## WRITTEN EXERCISE
Determine which lines contain the word "artist", then copy those lines.

A block of data

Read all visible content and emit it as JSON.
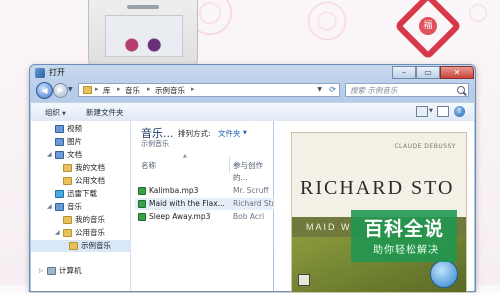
{
  "window": {
    "title": "打开",
    "buttons": {
      "minimize": "–",
      "maximize": "▭",
      "close": "✕"
    }
  },
  "address": {
    "crumbs": [
      "库",
      "音乐",
      "示例音乐"
    ],
    "search_placeholder": "搜索 示例音乐"
  },
  "toolbar": {
    "organize": "组织",
    "new_folder": "新建文件夹"
  },
  "nav": {
    "items": [
      {
        "label": "视频",
        "icon": "video-library-icon",
        "level": 1
      },
      {
        "label": "图片",
        "icon": "pictures-library-icon",
        "level": 1
      },
      {
        "label": "文档",
        "icon": "documents-library-icon",
        "level": 1
      },
      {
        "label": "我的文档",
        "icon": "folder-icon",
        "level": 2
      },
      {
        "label": "公用文档",
        "icon": "folder-icon",
        "level": 2
      },
      {
        "label": "迅雷下载",
        "icon": "thunder-icon",
        "level": 1
      },
      {
        "label": "音乐",
        "icon": "music-library-icon",
        "level": 1
      },
      {
        "label": "我的音乐",
        "icon": "folder-icon",
        "level": 2
      },
      {
        "label": "公用音乐",
        "icon": "folder-icon",
        "level": 2
      },
      {
        "label": "示例音乐",
        "icon": "folder-icon",
        "level": 3,
        "selected": true
      },
      {
        "label": "计算机",
        "icon": "computer-icon",
        "level": 0
      }
    ]
  },
  "filelist": {
    "library_title": "音乐...",
    "library_subtitle": "示例音乐",
    "arrange_label": "排列方式:",
    "arrange_value": "文件夹",
    "columns": [
      "名称",
      "参与创作的..."
    ],
    "rows": [
      {
        "name": "Kalimba.mp3",
        "artist": "Mr. Scruff"
      },
      {
        "name": "Maid with the Flax...",
        "artist": "Richard Sto",
        "selected": true
      },
      {
        "name": "Sleep Away.mp3",
        "artist": "Bob Acri"
      }
    ]
  },
  "preview": {
    "composer": "CLAUDE DEBUSSY",
    "artist": "RICHARD STO",
    "album_band": "MAID W"
  },
  "watermark": {
    "title": "百科全说",
    "subtitle": "助你轻松解决"
  }
}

## PROBLEM SOLUTION
        "artist": "Mr. Scruff"
        "artist": "Richard Sto",
        "artist": "Bob Acri"
    "artist": "RICHARD STO",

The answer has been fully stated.